[Goal] Restate the listing that follows word for word, without its pictures.

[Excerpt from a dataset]
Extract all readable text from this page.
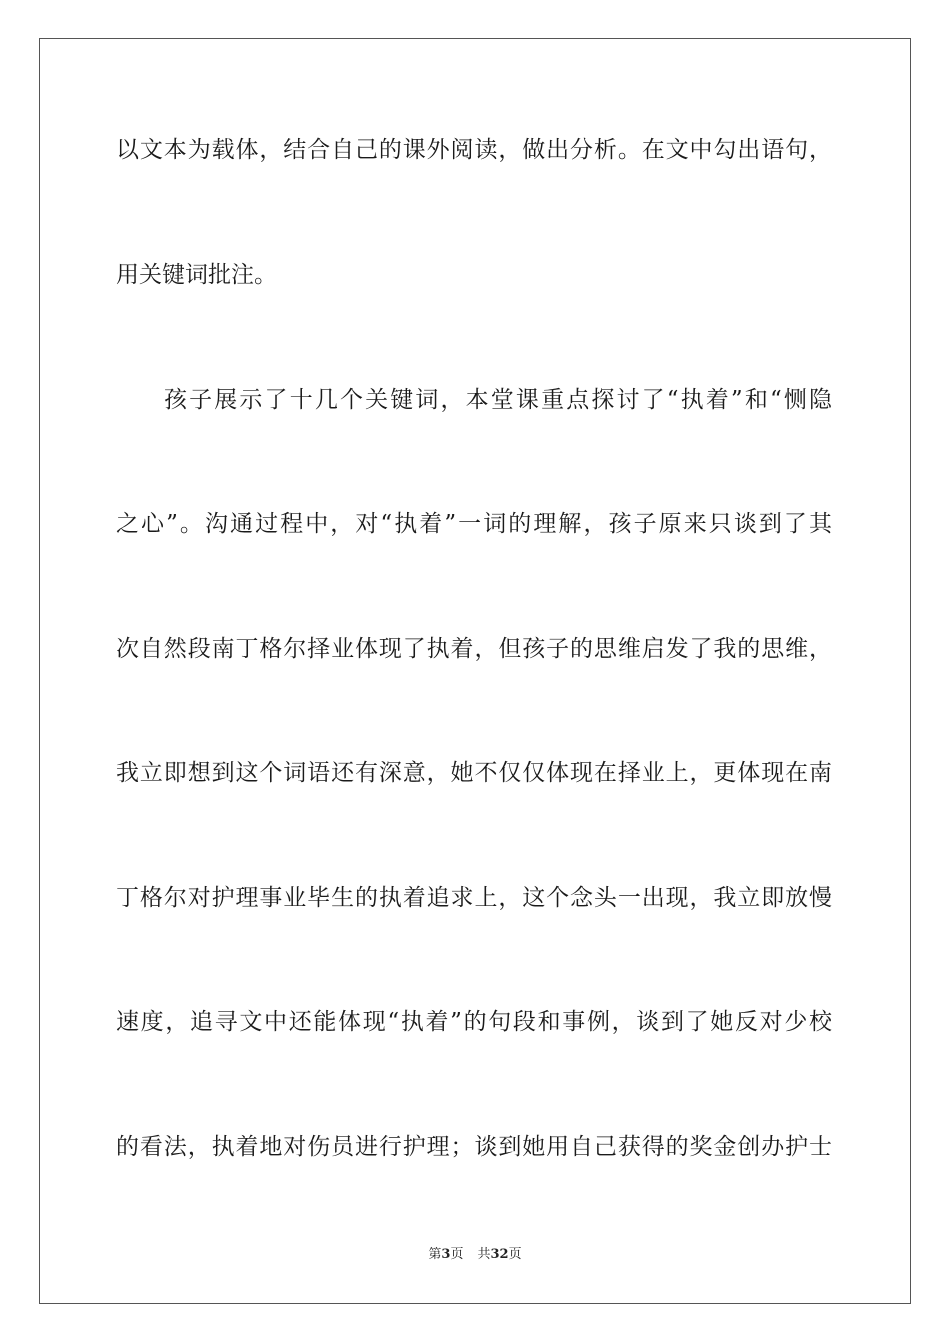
以文本为载体，结合自己的课外阅读，做出分析。在文中勾出语句，
用关键词批注。
孩子展示了十几个关键词，本堂课重点探讨了“执着”和“恻隐
之心”。沟通过程中，对“执着”一词的理解，孩子原来只谈到了其
次自然段南丁格尔择业体现了执着，但孩子的思维启发了我的思维，
我立即想到这个词语还有深意，她不仅仅体现在择业上，更体现在南
丁格尔对护理事业毕生的执着追求上，这个念头一出现，我立即放慢
速度，追寻文中还能体现“执着”的句段和事例，谈到了她反对少校
的看法，执着地对伤员进行护理；谈到她用自己获得的奖金创办护士
第3页 共32页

[Answer to the problem]
Extract all readable text from this page.
以文本为载体，结合自己的课外阅读，做出分析。在文中勾出语句，
用关键词批注。
孩子展示了十几个关键词，本堂课重点探讨了“执着”和“恻隐
之心”。沟通过程中，对“执着”一词的理解，孩子原来只谈到了其
次自然段南丁格尔择业体现了执着，但孩子的思维启发了我的思维，
我立即想到这个词语还有深意，她不仅仅体现在择业上，更体现在南
丁格尔对护理事业毕生的执着追求上，这个念头一出现，我立即放慢
速度，追寻文中还能体现“执着”的句段和事例，谈到了她反对少校
的看法，执着地对伤员进行护理；谈到她用自己获得的奖金创办护士
第3页 共32页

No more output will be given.